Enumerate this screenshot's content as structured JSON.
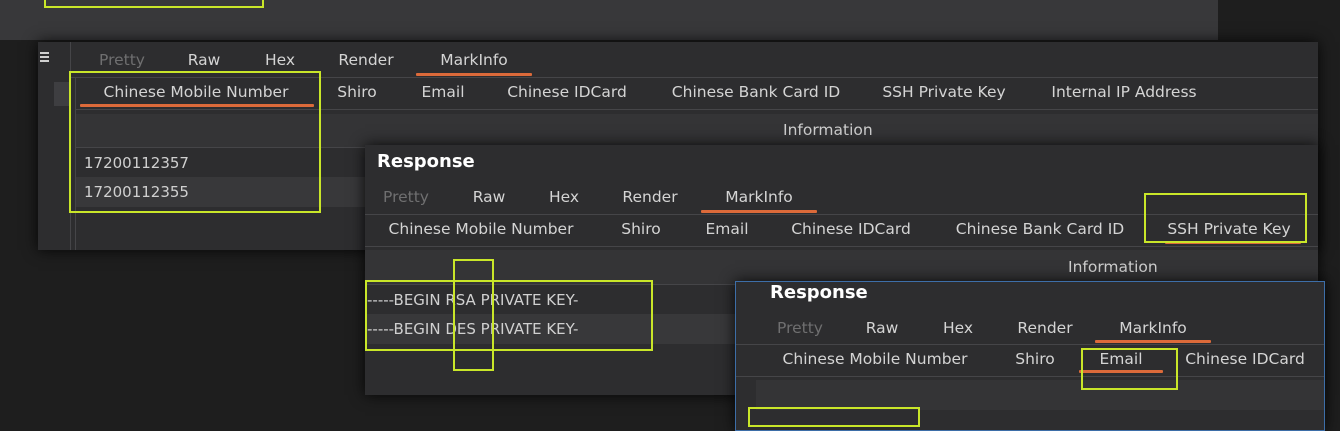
{
  "panel_a": {
    "menu_icon": "hamburger-menu-icon",
    "view_tabs": [
      "Pretty",
      "Raw",
      "Hex",
      "Render",
      "MarkInfo"
    ],
    "sub_tabs": [
      "Chinese Mobile Number",
      "Shiro",
      "Email",
      "Chinese IDCard",
      "Chinese Bank Card ID",
      "SSH Private Key",
      "Internal IP Address"
    ],
    "column_header": "Information",
    "rows": [
      "17200112357",
      "17200112355"
    ]
  },
  "panel_b": {
    "title": "Response",
    "view_tabs": [
      "Pretty",
      "Raw",
      "Hex",
      "Render",
      "MarkInfo"
    ],
    "sub_tabs": [
      "Chinese Mobile Number",
      "Shiro",
      "Email",
      "Chinese IDCard",
      "Chinese Bank Card ID",
      "SSH Private Key"
    ],
    "column_header": "Information",
    "rows": [
      "-----BEGIN RSA PRIVATE KEY-",
      "-----BEGIN DES PRIVATE KEY-"
    ]
  },
  "panel_c": {
    "title": "Response",
    "view_tabs": [
      "Pretty",
      "Raw",
      "Hex",
      "Render",
      "MarkInfo"
    ],
    "sub_tabs": [
      "Chinese Mobile Number",
      "Shiro",
      "Email",
      "Chinese IDCard"
    ]
  },
  "colors": {
    "highlight": "#c9e629",
    "active_underline": "#dc6a3a",
    "panel_bg": "#2d2d2f",
    "focus_border": "#3d6ea8"
  }
}
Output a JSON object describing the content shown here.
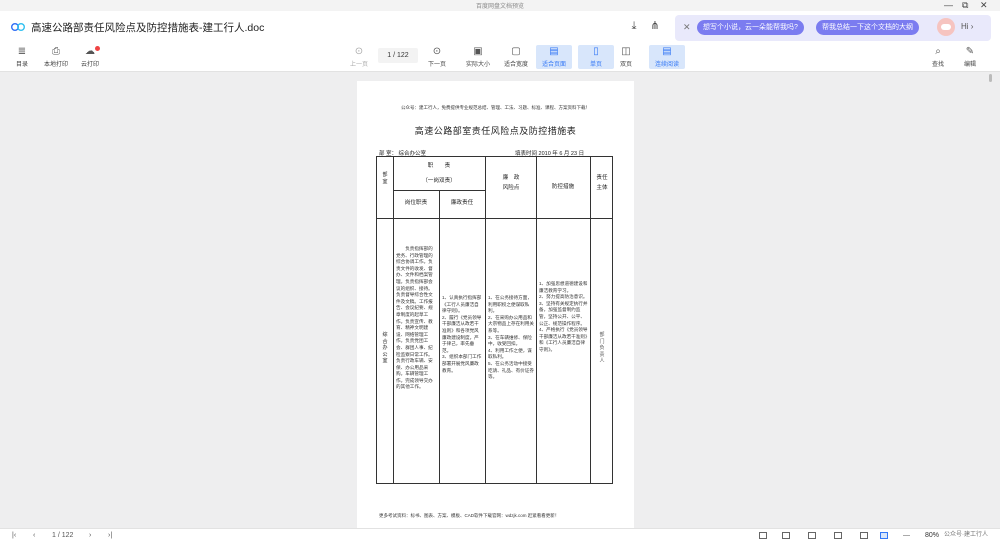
{
  "window": {
    "title": "百度网盘文档预览",
    "controls": [
      "—",
      "⧉",
      "✕"
    ]
  },
  "header": {
    "doc_title": "高速公路部责任风险点及防控措施表-建工行人.doc",
    "ai_bar": {
      "chip1": "想写个小说，云一朵能帮我吗?",
      "chip2": "帮我总结一下这个文档的大纲",
      "greeting": "Hi ›"
    }
  },
  "toolbar": {
    "items": [
      {
        "label": "目录",
        "icon": "≣"
      },
      {
        "label": "本地打印",
        "icon": "⎙"
      },
      {
        "label": "云打印",
        "icon": "☁"
      },
      {
        "label": "上一页",
        "icon": "⊙"
      },
      {
        "label": "下一页",
        "icon": "⊙"
      },
      {
        "label": "实际大小",
        "icon": "▣"
      },
      {
        "label": "适合宽度",
        "icon": "▢"
      },
      {
        "label": "适合页面",
        "icon": "▤"
      },
      {
        "label": "单页",
        "icon": "▯"
      },
      {
        "label": "双页",
        "icon": "◫"
      },
      {
        "label": "连续阅读",
        "icon": "▤"
      },
      {
        "label": "查找",
        "icon": "⌕"
      },
      {
        "label": "编辑",
        "icon": "✎"
      }
    ],
    "page_indicator": "1  / 122"
  },
  "document": {
    "notice": "公众号：建工行人，免费提供专业规范总结、管理、工法、习题、标准、课程、方案资料下载！",
    "title": "高速公路部室责任风险点及防控措施表",
    "dept_label": "部  室：  综合办公室",
    "date_label": "填表时间  2010 年 6 月 23 日",
    "headers": {
      "dept": "部室",
      "duty": "职　　责",
      "duty_sub": "（一岗双责）",
      "post_duty": "岗位职责",
      "clean_duty": "廉政责任",
      "risk": "廉　政\n风险点",
      "measures": "防控措施",
      "subject": "责任主体"
    },
    "row": {
      "dept": "综合办公室",
      "post_duty": "　　负责指挥部的党务、行政管理的综合协调工作。负责文件的收发、督办、文件和档案管理。负责指挥部会议的组织、接待。负责督导综合性文件及文稿。工作报告、会议纪要、规章制度的起草工作。负责宣传、教育、精神文明建设、网络管理工作。负责党团工会、群团人事、纪检监察日常工作。负责行政车辆、安保、办公用品采购。车辆管理工作。完成领导交办的其他工作。",
      "clean_duty": "1、认真执行指挥部《工行人员廉洁自律守则》。\n2、履行《党员领导干部廉洁从政若干准则》和各项党风廉政建设制度，严于律己，率先垂范。\n3、组织本部门工作部署开展党风廉政教育。",
      "risk": "1、在公务接待方面，利用职权之便谋取私利。\n2、在采购办公用品和大宗物品上存在利用关系等。\n3、在车辆维修、保险中，收受回扣。\n4、利用工作之便，谋取私利。\n5、在公务活动中接受吃请、礼品、有价证券等。",
      "measures": "1、加强思想道德建设和廉洁教育学习。\n2、努力提高防治意识。\n3、坚持有关规定执行并备，加强监督制约监管，坚持公开、公平、公正、规范操作程序。\n4、严格执行《党员领导干部廉洁从政若干准则》和《工行人员廉洁自律守则》。",
      "subject": "部门负责人"
    },
    "footer": "更多考试资料：标书、图表、方案、模板、CAD软件下载官网：wdzjk.com  赶紧看看更新！"
  },
  "statusbar": {
    "page": "1  / 122",
    "zoom": "80%",
    "watermark": "公众号·建工行人"
  }
}
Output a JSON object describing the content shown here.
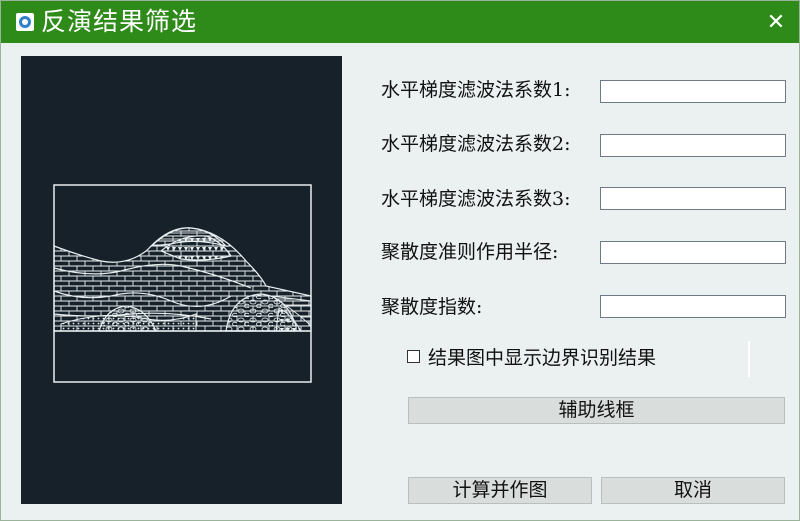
{
  "window": {
    "title": "反演结果筛选",
    "close_glyph": "✕",
    "icon": "app-icon"
  },
  "fields": [
    {
      "label": "水平梯度滤波法系数1:",
      "value": ""
    },
    {
      "label": "水平梯度滤波法系数2:",
      "value": ""
    },
    {
      "label": "水平梯度滤波法系数3:",
      "value": ""
    },
    {
      "label": "聚散度准则作用半径:",
      "value": ""
    },
    {
      "label": "聚散度指数:",
      "value": ""
    }
  ],
  "checkbox": {
    "label": "结果图中显示边界识别结果",
    "checked": false
  },
  "buttons": {
    "aux_frame": "辅助线框",
    "compute_plot": "计算并作图",
    "cancel": "取消"
  },
  "colors": {
    "titlebar": "#2e8b1a",
    "background": "#eaf1f0",
    "preview_bg": "#16212a",
    "button": "#d9dedd"
  }
}
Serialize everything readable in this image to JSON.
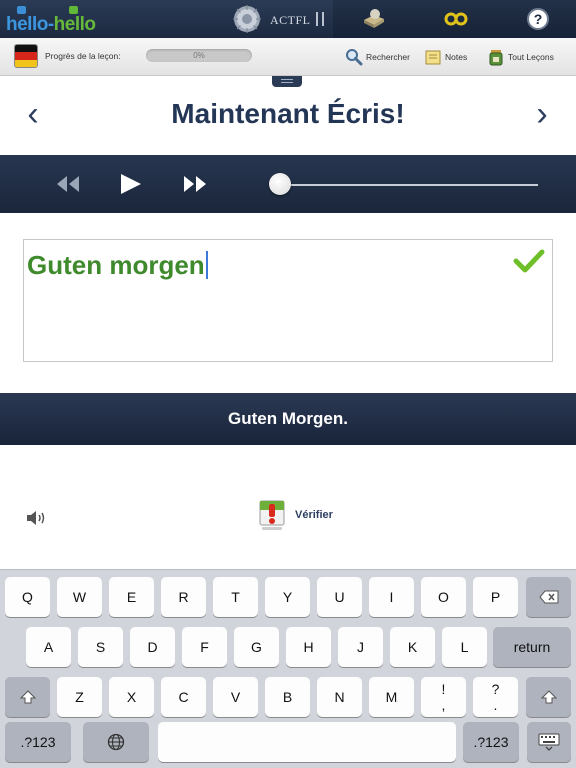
{
  "app": {
    "logo": {
      "part1": "hello-",
      "part2": "hello"
    },
    "badge": "ACTFL",
    "top_icons": [
      "lessons-book-icon",
      "glasses-icon",
      "help-icon"
    ],
    "colors": {
      "navy": "#233656",
      "green": "#3e8a2c",
      "blue": "#3b8fd8"
    }
  },
  "toolbar": {
    "progress_label": "Progrès de la leçon:",
    "progress_value": "0%",
    "progress_fraction": 0,
    "search_label": "Rechercher",
    "notes_label": "Notes",
    "lessons_label": "Tout Leçons"
  },
  "header": {
    "title": "Maintenant Écris!",
    "prev": "‹",
    "next": "›"
  },
  "player": {
    "position_fraction": 0
  },
  "answer": {
    "value": "Guten morgen",
    "correct": "Guten Morgen."
  },
  "actions": {
    "verify_label": "Vérifier"
  },
  "keyboard": {
    "row1": [
      "Q",
      "W",
      "E",
      "R",
      "T",
      "Y",
      "U",
      "I",
      "O",
      "P"
    ],
    "row2": [
      "A",
      "S",
      "D",
      "F",
      "G",
      "H",
      "J",
      "K",
      "L"
    ],
    "row3": [
      "Z",
      "X",
      "C",
      "V",
      "B",
      "N",
      "M"
    ],
    "punct1": [
      "!",
      ","
    ],
    "punct2": [
      "?",
      "."
    ],
    "return_label": "return",
    "numbers_label": ".?123"
  }
}
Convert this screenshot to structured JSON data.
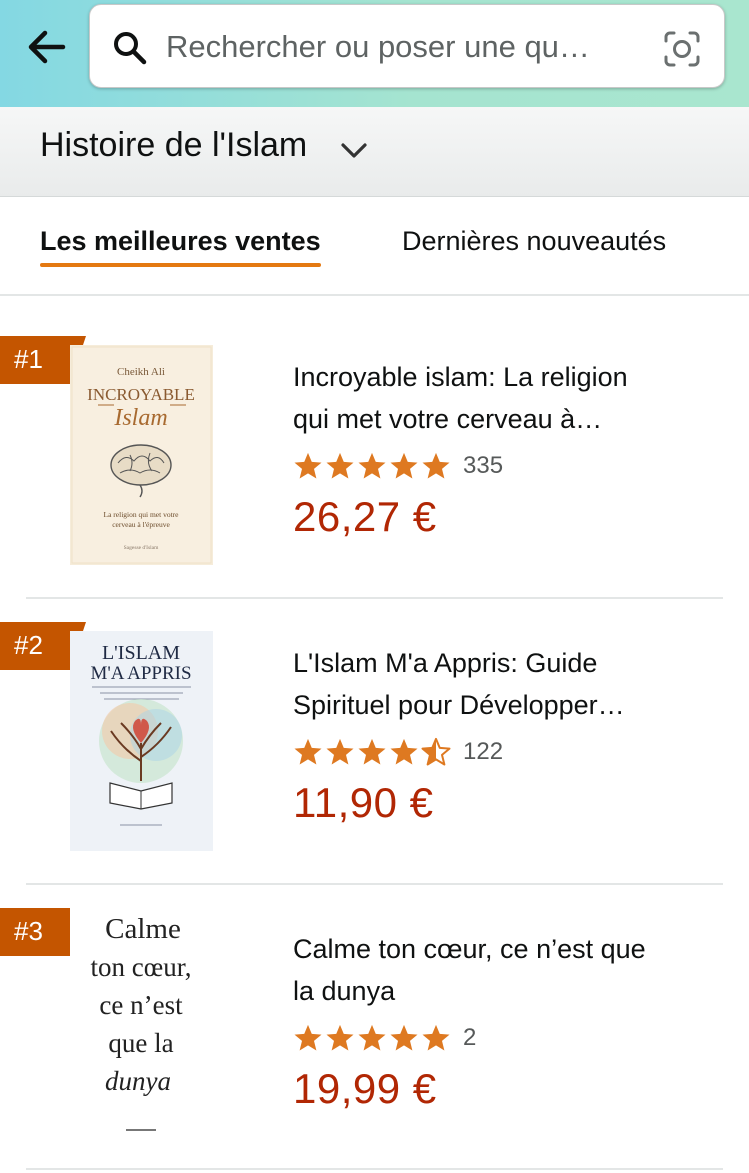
{
  "search": {
    "placeholder": "Rechercher ou poser une qu…"
  },
  "category": {
    "title": "Histoire de l'Islam"
  },
  "tabs": [
    {
      "label": "Les meilleures ventes",
      "active": true
    },
    {
      "label": "Dernières nouveautés",
      "active": false
    }
  ],
  "items": [
    {
      "rank": "#1",
      "title_line1": "Incroyable islam: La religion",
      "title_line2": "qui met votre cerveau à…",
      "rating": 5,
      "review_count": "335",
      "price": "26,27 €",
      "cover": {
        "author": "Cheikh Ali",
        "line1": "INCROYABLE",
        "line2": "Islam",
        "subtitle1": "La religion qui met votre",
        "subtitle2": "cerveau à l'épreuve",
        "publisher": "Sagesse d'Islam"
      }
    },
    {
      "rank": "#2",
      "title_line1": "L'Islam M'a Appris: Guide",
      "title_line2": "Spirituel pour Développer…",
      "rating": 4.5,
      "review_count": "122",
      "price": "11,90 €",
      "cover": {
        "line1": "L'ISLAM",
        "line2": "M'A APPRIS"
      }
    },
    {
      "rank": "#3",
      "title_line1": "Calme ton cœur, ce n’est que",
      "title_line2": "la dunya",
      "rating": 5,
      "review_count": "2",
      "price": "19,99 €",
      "cover": {
        "line1": "Calme",
        "line2": "ton cœur,",
        "line3": "ce n’est",
        "line4": "que la",
        "line5": "dunya"
      }
    }
  ],
  "colors": {
    "accent": "#e47911",
    "badge": "#c45500",
    "price": "#b12704",
    "star": "#de7921"
  },
  "icons": {
    "back": "arrow-left-icon",
    "search": "search-icon",
    "lens": "camera-lens-icon",
    "chevron": "chevron-down-icon",
    "star": "star-icon"
  }
}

-------------------------

■ **Aim of the task**:
Please write out the material from the line containing "Convert this screenshot" to its final line, both inclusive, exactly as it appears; pictures are not part of the copy.

■ **Answer for this exercise**:
Convert this screenshot to structured JSON data.
{
  "search": {
    "placeholder": "Rechercher ou poser une qu…"
  },
  "category": {
    "title": "Histoire de l'Islam"
  },
  "tabs": [
    {
      "label": "Les meilleures ventes",
      "active": true
    },
    {
      "label": "Dernières nouveautés",
      "active": false
    }
  ],
  "items": [
    {
      "rank": "#1",
      "title_line1": "Incroyable islam: La religion",
      "title_line2": "qui met votre cerveau à…",
      "rating": 5,
      "review_count": "335",
      "price": "26,27 €",
      "cover": {
        "author": "Cheikh Ali",
        "line1": "INCROYABLE",
        "line2": "Islam",
        "subtitle1": "La religion qui met votre",
        "subtitle2": "cerveau à l'épreuve",
        "publisher": "Sagesse d'Islam"
      }
    },
    {
      "rank": "#2",
      "title_line1": "L'Islam M'a Appris: Guide",
      "title_line2": "Spirituel pour Développer…",
      "rating": 4.5,
      "review_count": "122",
      "price": "11,90 €",
      "cover": {
        "line1": "L'ISLAM",
        "line2": "M'A APPRIS"
      }
    },
    {
      "rank": "#3",
      "title_line1": "Calme ton cœur, ce n’est que",
      "title_line2": "la dunya",
      "rating": 5,
      "review_count": "2",
      "price": "19,99 €",
      "cover": {
        "line1": "Calme",
        "line2": "ton cœur,",
        "line3": "ce n’est",
        "line4": "que la",
        "line5": "dunya"
      }
    }
  ],
  "colors": {
    "accent": "#e47911",
    "badge": "#c45500",
    "price": "#b12704",
    "star": "#de7921"
  },
  "icons": {
    "back": "arrow-left-icon",
    "search": "search-icon",
    "lens": "camera-lens-icon",
    "chevron": "chevron-down-icon",
    "star": "star-icon"
  }
}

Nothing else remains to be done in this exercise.